Intervention de Alain-Michel Ceretti

Mission commune d'information sur le Mediator — Réunion du 1er juin 2011 : 1ère réunion
Audition de M. Alain-Michel Ceretti conseiller santé auprès du médiateur de la république auteur d'un rapport sur le bilan et les propositions de réformes de la loi du 4 mars 2001 relative aux droits des malades et à la qualité du système de santé

Alain-Michel Ceretti, conseiller santé auprès du Médiateur de la République :

Mes raisons sont d'abord personnelles. Il convient de rappeler mon parcours professionnel. Je suis chef d'entreprise dans l'industrie électronique, sans lien avec le médicament. Mon épouse a malheureusement fréquenté la Clinique du Sport. Elle a été opérée en 1991. Une infection vertébrale l'a paralysée. L'établissement ne l'a pas prise en charge. Il a fallu presque sept ans pour qu'un diagnostic soit posé. En 1997, ma femme et moi avons établi le lien de causalité entre l'opération initiale et l'infection. D'autres personnes avaient été touchées ; elles fréquentaient le même établissement à Paris. La question d'une action judiciaire collective s'est donc posée rapidement. Nous avons créé l'association des victimes du xénopi, du nom de la bactérie. Puis cette association s'est transformée, en lien avec les infections nosocomiales.

******

▶ Tâches à réaliser:
• 1. Reproduisez à l'identique tout le passage de l'extrait, depuis « Mes raisons sont » jusqu'à « les infections nosocomiales. » inclus.
• 2. Pour chaque affirmation, répondez oui ou non selon qu'elle concorde ou non avec l'extrait, puis citez mot pour mot les termes de l'extrait qui tranchent : (a) l'épouse de l'intervenant a été opérée en 1991 ; (b) le diagnostic a été posé en moins d'un an ; (c) l'intervenant travaille dans l'industrie pharmaceutique.
Appuyez-vous uniquement sur l'extrait.

******

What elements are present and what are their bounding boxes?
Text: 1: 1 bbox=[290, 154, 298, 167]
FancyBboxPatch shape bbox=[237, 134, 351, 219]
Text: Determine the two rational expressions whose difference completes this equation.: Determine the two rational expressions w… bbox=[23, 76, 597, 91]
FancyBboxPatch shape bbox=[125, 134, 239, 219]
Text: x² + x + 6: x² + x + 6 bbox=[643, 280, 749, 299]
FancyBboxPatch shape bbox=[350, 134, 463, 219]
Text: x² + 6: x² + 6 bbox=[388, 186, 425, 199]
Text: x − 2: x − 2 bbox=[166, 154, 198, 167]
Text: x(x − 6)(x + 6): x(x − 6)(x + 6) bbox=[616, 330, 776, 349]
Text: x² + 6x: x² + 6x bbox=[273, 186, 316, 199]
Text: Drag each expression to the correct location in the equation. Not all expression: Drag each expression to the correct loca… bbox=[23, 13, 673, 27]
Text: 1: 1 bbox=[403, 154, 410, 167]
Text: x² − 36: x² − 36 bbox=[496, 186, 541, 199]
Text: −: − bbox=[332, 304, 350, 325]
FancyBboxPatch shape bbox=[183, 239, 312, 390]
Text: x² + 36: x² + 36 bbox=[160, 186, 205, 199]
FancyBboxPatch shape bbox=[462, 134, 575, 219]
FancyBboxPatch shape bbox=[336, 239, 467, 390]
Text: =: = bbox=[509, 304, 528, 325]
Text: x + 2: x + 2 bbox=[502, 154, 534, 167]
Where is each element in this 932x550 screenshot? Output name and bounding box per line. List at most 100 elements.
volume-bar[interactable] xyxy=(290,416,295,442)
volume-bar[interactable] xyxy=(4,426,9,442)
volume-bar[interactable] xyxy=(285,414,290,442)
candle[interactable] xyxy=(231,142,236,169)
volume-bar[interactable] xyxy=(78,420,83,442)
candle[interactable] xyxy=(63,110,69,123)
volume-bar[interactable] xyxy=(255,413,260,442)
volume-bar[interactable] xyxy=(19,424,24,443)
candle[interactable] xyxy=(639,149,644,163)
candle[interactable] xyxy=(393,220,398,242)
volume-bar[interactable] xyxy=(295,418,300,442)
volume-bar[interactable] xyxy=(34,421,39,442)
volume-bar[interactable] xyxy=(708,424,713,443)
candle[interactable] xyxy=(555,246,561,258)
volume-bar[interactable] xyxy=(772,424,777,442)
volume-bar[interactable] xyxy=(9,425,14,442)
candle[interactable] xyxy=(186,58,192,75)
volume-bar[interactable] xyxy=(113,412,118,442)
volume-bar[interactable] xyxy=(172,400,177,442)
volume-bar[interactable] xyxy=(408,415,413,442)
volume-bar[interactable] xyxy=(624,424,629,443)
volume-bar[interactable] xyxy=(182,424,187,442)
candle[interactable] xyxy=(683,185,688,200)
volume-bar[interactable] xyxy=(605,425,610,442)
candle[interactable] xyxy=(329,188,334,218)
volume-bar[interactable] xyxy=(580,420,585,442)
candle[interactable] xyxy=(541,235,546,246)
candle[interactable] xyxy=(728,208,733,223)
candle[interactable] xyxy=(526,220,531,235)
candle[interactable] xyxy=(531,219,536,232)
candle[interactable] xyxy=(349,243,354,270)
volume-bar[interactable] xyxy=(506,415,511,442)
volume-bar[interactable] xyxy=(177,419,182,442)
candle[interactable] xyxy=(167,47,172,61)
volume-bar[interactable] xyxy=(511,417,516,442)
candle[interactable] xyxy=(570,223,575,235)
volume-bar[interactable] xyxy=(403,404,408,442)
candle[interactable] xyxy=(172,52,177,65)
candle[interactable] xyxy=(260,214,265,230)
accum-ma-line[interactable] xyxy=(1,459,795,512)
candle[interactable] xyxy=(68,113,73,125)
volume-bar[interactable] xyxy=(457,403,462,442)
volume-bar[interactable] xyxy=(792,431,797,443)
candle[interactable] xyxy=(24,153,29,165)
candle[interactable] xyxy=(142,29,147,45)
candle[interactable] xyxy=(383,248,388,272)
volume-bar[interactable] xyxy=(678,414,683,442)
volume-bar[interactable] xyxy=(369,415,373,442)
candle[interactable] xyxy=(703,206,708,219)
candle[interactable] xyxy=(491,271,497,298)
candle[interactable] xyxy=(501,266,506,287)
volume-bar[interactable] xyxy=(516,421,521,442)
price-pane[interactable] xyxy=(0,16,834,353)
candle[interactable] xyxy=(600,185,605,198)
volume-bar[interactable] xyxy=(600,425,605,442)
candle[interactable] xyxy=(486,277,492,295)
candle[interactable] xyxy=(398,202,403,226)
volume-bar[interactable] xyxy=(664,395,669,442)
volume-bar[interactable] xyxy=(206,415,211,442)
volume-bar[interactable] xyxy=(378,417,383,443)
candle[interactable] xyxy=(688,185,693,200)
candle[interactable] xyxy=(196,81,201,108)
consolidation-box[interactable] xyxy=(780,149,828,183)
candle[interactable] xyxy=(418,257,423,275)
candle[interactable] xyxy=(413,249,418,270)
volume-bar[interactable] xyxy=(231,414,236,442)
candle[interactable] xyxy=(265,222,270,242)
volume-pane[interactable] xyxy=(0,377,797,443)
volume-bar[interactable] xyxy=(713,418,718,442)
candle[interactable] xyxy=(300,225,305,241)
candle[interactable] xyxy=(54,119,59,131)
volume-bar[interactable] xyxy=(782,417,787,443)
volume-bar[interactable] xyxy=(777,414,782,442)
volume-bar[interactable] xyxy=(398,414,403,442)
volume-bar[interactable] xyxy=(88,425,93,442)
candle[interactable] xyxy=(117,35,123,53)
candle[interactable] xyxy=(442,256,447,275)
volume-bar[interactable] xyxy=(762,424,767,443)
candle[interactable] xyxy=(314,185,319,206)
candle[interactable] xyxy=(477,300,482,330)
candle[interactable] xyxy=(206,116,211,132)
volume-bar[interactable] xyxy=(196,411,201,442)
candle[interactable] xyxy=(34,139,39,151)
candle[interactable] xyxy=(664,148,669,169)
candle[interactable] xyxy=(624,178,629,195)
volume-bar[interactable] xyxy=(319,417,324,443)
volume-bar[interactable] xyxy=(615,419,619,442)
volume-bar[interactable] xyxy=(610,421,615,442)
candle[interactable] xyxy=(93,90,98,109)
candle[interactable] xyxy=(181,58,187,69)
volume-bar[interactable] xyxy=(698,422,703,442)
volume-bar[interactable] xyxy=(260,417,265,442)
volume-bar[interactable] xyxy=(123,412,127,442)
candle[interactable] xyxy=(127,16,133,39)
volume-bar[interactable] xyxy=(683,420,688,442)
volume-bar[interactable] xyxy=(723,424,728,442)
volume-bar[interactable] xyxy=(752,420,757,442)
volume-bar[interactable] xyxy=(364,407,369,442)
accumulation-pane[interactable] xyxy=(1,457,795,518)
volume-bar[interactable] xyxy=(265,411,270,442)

******

▶ Résultats par tâche:
• 1.
Mes raisons sont d'abord personnelles. Il convient de rappeler mon parcours professionnel. Je suis chef d'entreprise dans l'industrie électronique, sans lien avec le médicament. Mon épouse a malheureusement fréquenté la Clinique du Sport. Elle a été opérée en 1991. Une infection vertébrale l'a paralysée. L'établissement ne l'a pas prise en charge. Il a fallu presque sept ans pour qu'un diagnostic soit posé. En 1997, ma femme et moi avons établi le lien de causalité entre l'opération initiale et l'infection. D'autres personnes avaient été touchées ; elles fréquentaient le même établissement à Paris. La question d'une action judiciaire collective s'est donc posée rapidement. Nous avons créé l'association des victimes du xénopi, du nom de la bactérie. Puis cette association s'est transformée, en lien avec les infections nosocomiales.

• 2.
(a) Oui : « Elle a été opérée en 1991. »
(b) Non : « Il a fallu presque sept ans pour qu'un diagnostic soit posé. »
(c) Non : « Je suis chef d'entreprise dans l'industrie électronique, sans lien avec le médicament. »